- [Task objective]:
Transcribe the records that follow in their entirety, omitting any pictures.
══ Supplied records ══
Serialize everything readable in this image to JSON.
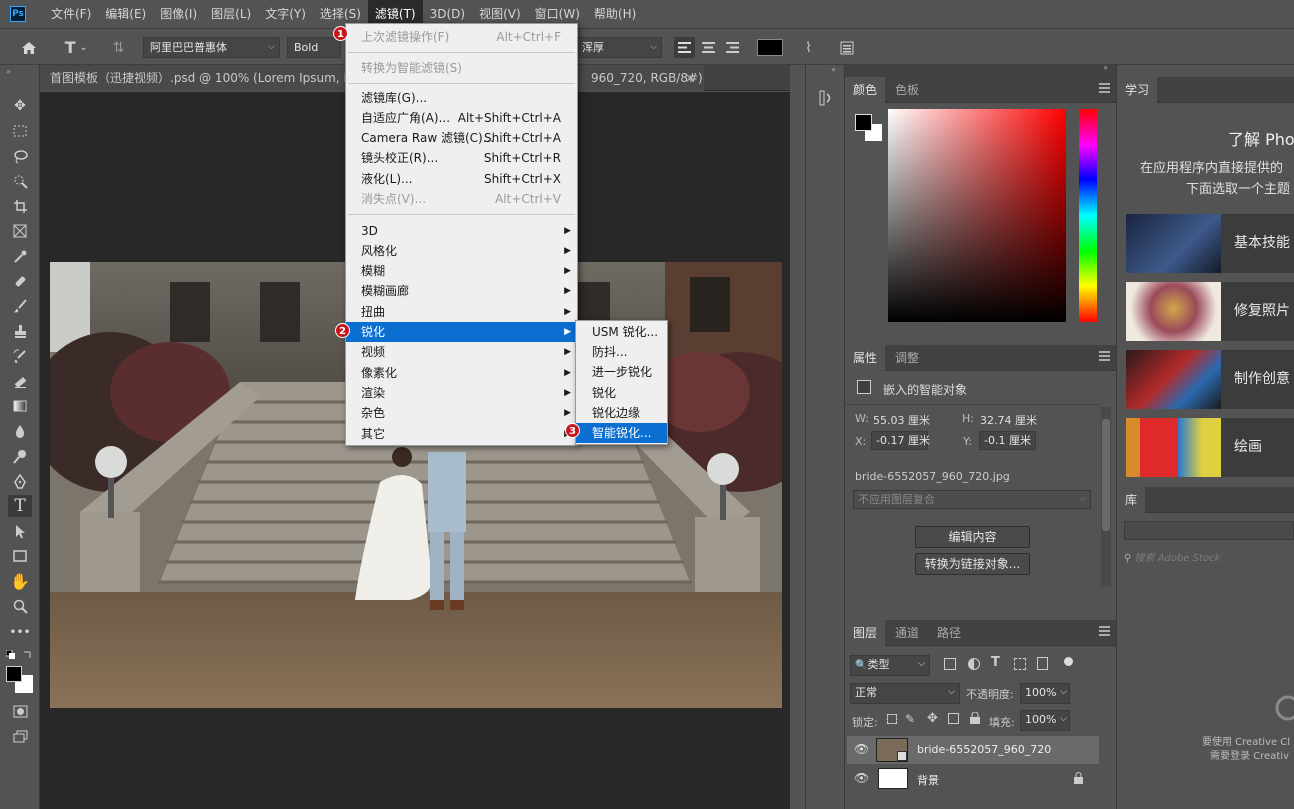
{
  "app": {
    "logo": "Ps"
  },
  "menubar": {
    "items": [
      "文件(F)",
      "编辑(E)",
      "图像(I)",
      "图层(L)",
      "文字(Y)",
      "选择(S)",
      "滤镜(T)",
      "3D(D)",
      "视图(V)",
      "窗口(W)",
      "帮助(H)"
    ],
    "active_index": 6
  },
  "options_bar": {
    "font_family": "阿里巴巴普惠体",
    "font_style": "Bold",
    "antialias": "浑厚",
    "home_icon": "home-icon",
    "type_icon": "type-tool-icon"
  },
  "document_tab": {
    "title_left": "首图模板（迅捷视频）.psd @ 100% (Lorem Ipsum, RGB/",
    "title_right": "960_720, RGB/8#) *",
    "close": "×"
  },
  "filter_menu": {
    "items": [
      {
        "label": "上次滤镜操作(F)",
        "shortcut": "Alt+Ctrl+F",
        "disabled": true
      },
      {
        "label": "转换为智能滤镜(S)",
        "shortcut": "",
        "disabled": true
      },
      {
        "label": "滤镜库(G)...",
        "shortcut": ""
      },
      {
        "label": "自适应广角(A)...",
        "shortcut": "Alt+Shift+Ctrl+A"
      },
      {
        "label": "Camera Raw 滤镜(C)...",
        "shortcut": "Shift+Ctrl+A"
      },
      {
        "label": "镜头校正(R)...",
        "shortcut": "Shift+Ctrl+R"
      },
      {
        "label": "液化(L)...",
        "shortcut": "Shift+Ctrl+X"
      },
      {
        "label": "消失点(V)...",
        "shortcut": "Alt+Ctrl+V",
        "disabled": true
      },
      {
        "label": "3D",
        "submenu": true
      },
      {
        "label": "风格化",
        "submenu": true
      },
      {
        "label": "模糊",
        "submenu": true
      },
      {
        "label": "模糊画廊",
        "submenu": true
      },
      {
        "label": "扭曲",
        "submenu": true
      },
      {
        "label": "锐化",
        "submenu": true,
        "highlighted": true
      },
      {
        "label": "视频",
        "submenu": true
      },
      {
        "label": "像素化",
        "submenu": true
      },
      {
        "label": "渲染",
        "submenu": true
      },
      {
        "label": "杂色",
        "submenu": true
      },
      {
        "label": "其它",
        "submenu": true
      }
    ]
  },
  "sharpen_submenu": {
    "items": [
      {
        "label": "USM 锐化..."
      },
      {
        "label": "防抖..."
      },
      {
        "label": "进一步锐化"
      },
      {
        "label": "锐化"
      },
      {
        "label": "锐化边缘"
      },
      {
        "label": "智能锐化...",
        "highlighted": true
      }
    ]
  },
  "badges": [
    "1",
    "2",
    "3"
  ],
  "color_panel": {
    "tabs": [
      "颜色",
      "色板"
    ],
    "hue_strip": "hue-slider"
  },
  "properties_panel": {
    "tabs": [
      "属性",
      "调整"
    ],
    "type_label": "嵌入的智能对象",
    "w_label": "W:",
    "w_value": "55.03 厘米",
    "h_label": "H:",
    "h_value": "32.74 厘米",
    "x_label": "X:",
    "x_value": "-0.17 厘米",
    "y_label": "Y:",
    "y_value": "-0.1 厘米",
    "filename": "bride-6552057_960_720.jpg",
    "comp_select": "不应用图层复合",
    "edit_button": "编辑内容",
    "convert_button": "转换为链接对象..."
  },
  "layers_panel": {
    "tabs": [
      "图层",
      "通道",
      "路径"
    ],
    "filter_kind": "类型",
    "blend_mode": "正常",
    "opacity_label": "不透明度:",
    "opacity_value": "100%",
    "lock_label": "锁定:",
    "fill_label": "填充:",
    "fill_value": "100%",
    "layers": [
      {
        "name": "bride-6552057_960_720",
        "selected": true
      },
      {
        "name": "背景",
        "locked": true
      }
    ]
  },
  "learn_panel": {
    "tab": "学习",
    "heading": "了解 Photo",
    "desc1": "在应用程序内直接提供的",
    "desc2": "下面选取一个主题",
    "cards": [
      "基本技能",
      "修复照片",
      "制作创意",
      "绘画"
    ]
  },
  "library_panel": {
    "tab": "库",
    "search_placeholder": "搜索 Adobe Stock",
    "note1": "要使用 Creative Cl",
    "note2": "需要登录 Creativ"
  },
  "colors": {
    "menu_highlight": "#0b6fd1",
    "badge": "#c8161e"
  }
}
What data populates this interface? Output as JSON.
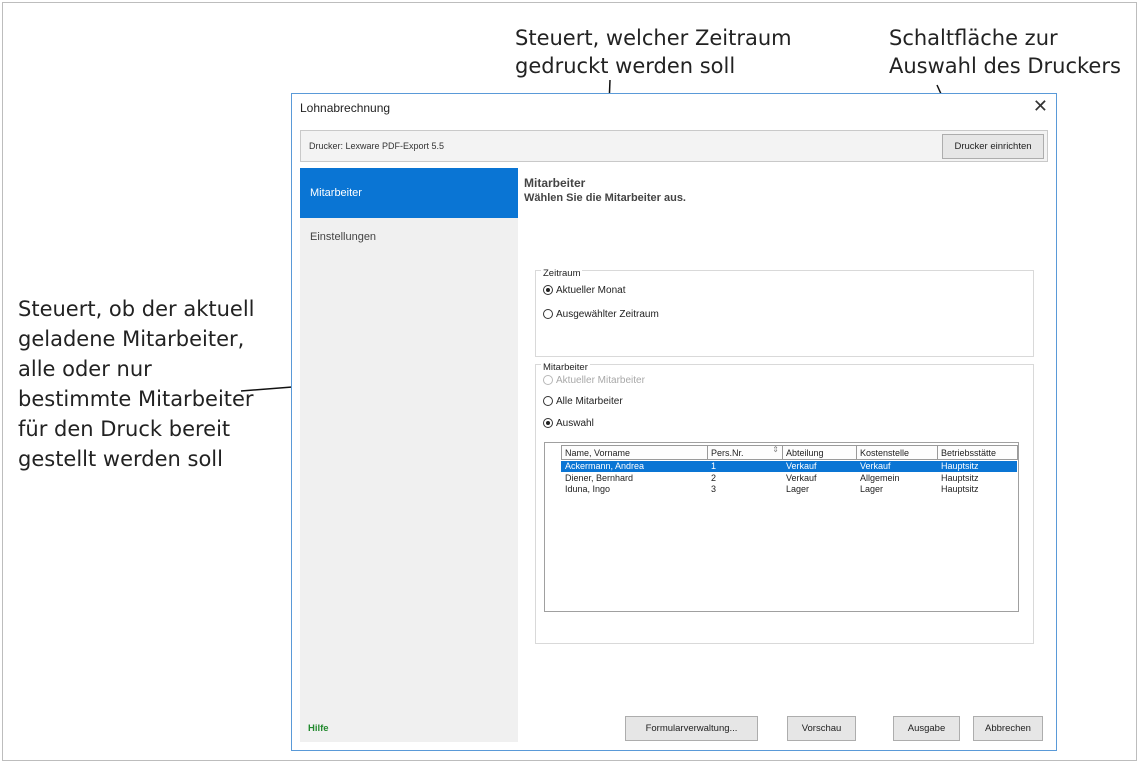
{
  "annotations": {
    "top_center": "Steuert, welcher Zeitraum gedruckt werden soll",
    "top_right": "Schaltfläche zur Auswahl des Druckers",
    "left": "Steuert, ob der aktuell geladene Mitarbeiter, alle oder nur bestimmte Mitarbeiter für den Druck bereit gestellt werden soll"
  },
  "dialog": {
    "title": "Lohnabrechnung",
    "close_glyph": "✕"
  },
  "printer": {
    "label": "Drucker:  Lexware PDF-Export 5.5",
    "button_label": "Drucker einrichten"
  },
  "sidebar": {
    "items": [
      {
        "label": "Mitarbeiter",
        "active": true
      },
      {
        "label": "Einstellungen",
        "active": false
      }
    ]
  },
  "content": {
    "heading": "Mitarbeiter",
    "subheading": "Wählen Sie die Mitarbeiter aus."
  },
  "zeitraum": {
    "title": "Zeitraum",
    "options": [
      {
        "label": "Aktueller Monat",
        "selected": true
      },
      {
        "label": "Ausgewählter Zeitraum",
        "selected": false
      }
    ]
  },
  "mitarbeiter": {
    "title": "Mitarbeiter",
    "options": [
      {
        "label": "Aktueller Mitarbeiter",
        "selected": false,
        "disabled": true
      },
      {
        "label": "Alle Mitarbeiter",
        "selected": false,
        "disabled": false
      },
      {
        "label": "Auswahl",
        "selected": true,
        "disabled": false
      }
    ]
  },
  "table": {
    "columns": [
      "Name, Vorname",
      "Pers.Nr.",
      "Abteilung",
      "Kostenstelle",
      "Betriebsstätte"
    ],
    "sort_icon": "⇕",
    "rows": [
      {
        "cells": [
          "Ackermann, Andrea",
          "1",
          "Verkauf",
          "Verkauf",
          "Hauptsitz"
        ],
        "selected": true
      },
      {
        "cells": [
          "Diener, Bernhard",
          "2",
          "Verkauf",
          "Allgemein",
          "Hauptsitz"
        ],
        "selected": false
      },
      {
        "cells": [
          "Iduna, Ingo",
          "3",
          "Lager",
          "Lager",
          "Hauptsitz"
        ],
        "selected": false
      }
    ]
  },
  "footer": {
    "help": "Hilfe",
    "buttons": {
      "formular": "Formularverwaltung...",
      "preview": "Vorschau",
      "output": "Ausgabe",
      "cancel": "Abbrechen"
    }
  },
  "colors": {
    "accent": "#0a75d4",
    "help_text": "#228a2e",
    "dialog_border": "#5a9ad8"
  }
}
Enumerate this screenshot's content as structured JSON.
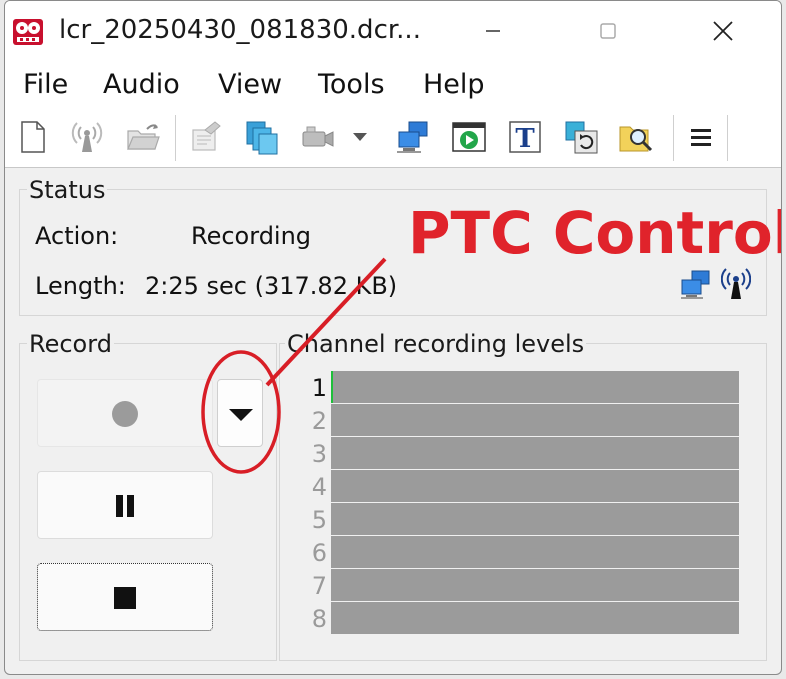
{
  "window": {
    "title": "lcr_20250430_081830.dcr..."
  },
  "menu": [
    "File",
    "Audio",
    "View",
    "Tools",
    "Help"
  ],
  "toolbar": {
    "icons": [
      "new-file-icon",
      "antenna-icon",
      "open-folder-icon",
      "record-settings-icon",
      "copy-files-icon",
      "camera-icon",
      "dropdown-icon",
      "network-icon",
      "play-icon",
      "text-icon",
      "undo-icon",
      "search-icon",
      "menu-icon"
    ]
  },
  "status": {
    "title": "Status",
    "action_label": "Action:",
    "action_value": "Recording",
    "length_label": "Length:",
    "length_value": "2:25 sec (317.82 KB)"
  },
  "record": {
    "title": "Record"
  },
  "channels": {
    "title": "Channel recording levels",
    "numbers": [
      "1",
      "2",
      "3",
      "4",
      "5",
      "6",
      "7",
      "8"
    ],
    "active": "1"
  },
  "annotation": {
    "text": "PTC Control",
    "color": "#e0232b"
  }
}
═══
- [Reply to the task]:
Serialize everything readable in this image to JSON.
{
  "app": {
    "logo": "Ps"
  },
  "menubar": {
    "items": [
      "文件(F)",
      "编辑(E)",
      "图像(I)",
      "图层(L)",
      "文字(Y)",
      "选择(S)",
      "滤镜(T)",
      "3D(D)",
      "视图(V)",
      "窗口(W)",
      "帮助(H)"
    ],
    "active_index": 6
  },
  "options_bar": {
    "font_family": "阿里巴巴普惠体",
    "font_style": "Bold",
    "antialias": "浑厚",
    "home_icon": "home-icon",
    "type_icon": "type-tool-icon"
  },
  "document_tab": {
    "title_left": "首图模板（迅捷视频）.psd @ 100% (Lorem Ipsum, RGB/",
    "title_right": "960_720, RGB/8#) *",
    "close": "×"
  },
  "filter_menu": {
    "items": [
      {
        "label": "上次滤镜操作(F)",
        "shortcut": "Alt+Ctrl+F",
        "disabled": true
      },
      {
        "label": "转换为智能滤镜(S)",
        "shortcut": "",
        "disabled": true
      },
      {
        "label": "滤镜库(G)...",
        "shortcut": ""
      },
      {
        "label": "自适应广角(A)...",
        "shortcut": "Alt+Shift+Ctrl+A"
      },
      {
        "label": "Camera Raw 滤镜(C)...",
        "shortcut": "Shift+Ctrl+A"
      },
      {
        "label": "镜头校正(R)...",
        "shortcut": "Shift+Ctrl+R"
      },
      {
        "label": "液化(L)...",
        "shortcut": "Shift+Ctrl+X"
      },
      {
        "label": "消失点(V)...",
        "shortcut": "Alt+Ctrl+V",
        "disabled": true
      },
      {
        "label": "3D",
        "submenu": true
      },
      {
        "label": "风格化",
        "submenu": true
      },
      {
        "label": "模糊",
        "submenu": true
      },
      {
        "label": "模糊画廊",
        "submenu": true
      },
      {
        "label": "扭曲",
        "submenu": true
      },
      {
        "label": "锐化",
        "submenu": true,
        "highlighted": true
      },
      {
        "label": "视频",
        "submenu": true
      },
      {
        "label": "像素化",
        "submenu": true
      },
      {
        "label": "渲染",
        "submenu": true
      },
      {
        "label": "杂色",
        "submenu": true
      },
      {
        "label": "其它",
        "submenu": true
      }
    ]
  },
  "sharpen_submenu": {
    "items": [
      {
        "label": "USM 锐化..."
      },
      {
        "label": "防抖..."
      },
      {
        "label": "进一步锐化"
      },
      {
        "label": "锐化"
      },
      {
        "label": "锐化边缘"
      },
      {
        "label": "智能锐化...",
        "highlighted": true
      }
    ]
  },
  "badges": [
    "1",
    "2",
    "3"
  ],
  "color_panel": {
    "tabs": [
      "颜色",
      "色板"
    ],
    "hue_strip": "hue-slider"
  },
  "properties_panel": {
    "tabs": [
      "属性",
      "调整"
    ],
    "type_label": "嵌入的智能对象",
    "w_label": "W:",
    "w_value": "55.03 厘米",
    "h_label": "H:",
    "h_value": "32.74 厘米",
    "x_label": "X:",
    "x_value": "-0.17 厘米",
    "y_label": "Y:",
    "y_value": "-0.1 厘米",
    "filename": "bride-6552057_960_720.jpg",
    "comp_select": "不应用图层复合",
    "edit_button": "编辑内容",
    "convert_button": "转换为链接对象..."
  },
  "layers_panel": {
    "tabs": [
      "图层",
      "通道",
      "路径"
    ],
    "filter_kind": "类型",
    "blend_mode": "正常",
    "opacity_label": "不透明度:",
    "opacity_value": "100%",
    "lock_label": "锁定:",
    "fill_label": "填充:",
    "fill_value": "100%",
    "layers": [
      {
        "name": "bride-6552057_960_720",
        "selected": true
      },
      {
        "name": "背景",
        "locked": true
      }
    ]
  },
  "learn_panel": {
    "tab": "学习",
    "heading": "了解 Photo",
    "desc1": "在应用程序内直接提供的",
    "desc2": "下面选取一个主题",
    "cards": [
      "基本技能",
      "修复照片",
      "制作创意",
      "绘画"
    ]
  },
  "library_panel": {
    "tab": "库",
    "search_placeholder": "搜索 Adobe Stock",
    "note1": "要使用 Creative Cl",
    "note2": "需要登录 Creativ"
  },
  "colors": {
    "menu_highlight": "#0b6fd1",
    "badge": "#c8161e"
  }
}
What data populates this interface? Output as JSON.
{
  "annotations": {
    "top_center": "Steuert, welcher Zeitraum gedruckt werden soll",
    "top_right": "Schaltfläche zur Auswahl des Druckers",
    "left": "Steuert, ob der aktuell geladene Mitarbeiter, alle oder nur bestimmte Mitarbeiter für den Druck bereit gestellt werden soll"
  },
  "dialog": {
    "title": "Lohnabrechnung",
    "close_glyph": "✕"
  },
  "printer": {
    "label": "Drucker:  Lexware PDF-Export 5.5",
    "button_label": "Drucker einrichten"
  },
  "sidebar": {
    "items": [
      {
        "label": "Mitarbeiter",
        "active": true
      },
      {
        "label": "Einstellungen",
        "active": false
      }
    ]
  },
  "content": {
    "heading": "Mitarbeiter",
    "subheading": "Wählen Sie die Mitarbeiter aus."
  },
  "zeitraum": {
    "title": "Zeitraum",
    "options": [
      {
        "label": "Aktueller Monat",
        "selected": true
      },
      {
        "label": "Ausgewählter Zeitraum",
        "selected": false
      }
    ]
  },
  "mitarbeiter": {
    "title": "Mitarbeiter",
    "options": [
      {
        "label": "Aktueller Mitarbeiter",
        "selected": false,
        "disabled": true
      },
      {
        "label": "Alle Mitarbeiter",
        "selected": false,
        "disabled": false
      },
      {
        "label": "Auswahl",
        "selected": true,
        "disabled": false
      }
    ]
  },
  "table": {
    "columns": [
      "Name, Vorname",
      "Pers.Nr.",
      "Abteilung",
      "Kostenstelle",
      "Betriebsstätte"
    ],
    "sort_icon": "⇕",
    "rows": [
      {
        "cells": [
          "Ackermann, Andrea",
          "1",
          "Verkauf",
          "Verkauf",
          "Hauptsitz"
        ],
        "selected": true
      },
      {
        "cells": [
          "Diener, Bernhard",
          "2",
          "Verkauf",
          "Allgemein",
          "Hauptsitz"
        ],
        "selected": false
      },
      {
        "cells": [
          "Iduna, Ingo",
          "3",
          "Lager",
          "Lager",
          "Hauptsitz"
        ],
        "selected": false
      }
    ]
  },
  "footer": {
    "help": "Hilfe",
    "buttons": {
      "formular": "Formularverwaltung...",
      "preview": "Vorschau",
      "output": "Ausgabe",
      "cancel": "Abbrechen"
    }
  },
  "colors": {
    "accent": "#0a75d4",
    "help_text": "#228a2e",
    "dialog_border": "#5a9ad8"
  }
}
Enumerate this screenshot's content as structured JSON.
{
  "window": {
    "title": "lcr_20250430_081830.dcr..."
  },
  "menu": [
    "File",
    "Audio",
    "View",
    "Tools",
    "Help"
  ],
  "toolbar": {
    "icons": [
      "new-file-icon",
      "antenna-icon",
      "open-folder-icon",
      "record-settings-icon",
      "copy-files-icon",
      "camera-icon",
      "dropdown-icon",
      "network-icon",
      "play-icon",
      "text-icon",
      "undo-icon",
      "search-icon",
      "menu-icon"
    ]
  },
  "status": {
    "title": "Status",
    "action_label": "Action:",
    "action_value": "Recording",
    "length_label": "Length:",
    "length_value": "2:25 sec (317.82 KB)"
  },
  "record": {
    "title": "Record"
  },
  "channels": {
    "title": "Channel recording levels",
    "numbers": [
      "1",
      "2",
      "3",
      "4",
      "5",
      "6",
      "7",
      "8"
    ],
    "active": "1"
  },
  "annotation": {
    "text": "PTC Control",
    "color": "#e0232b"
  }
}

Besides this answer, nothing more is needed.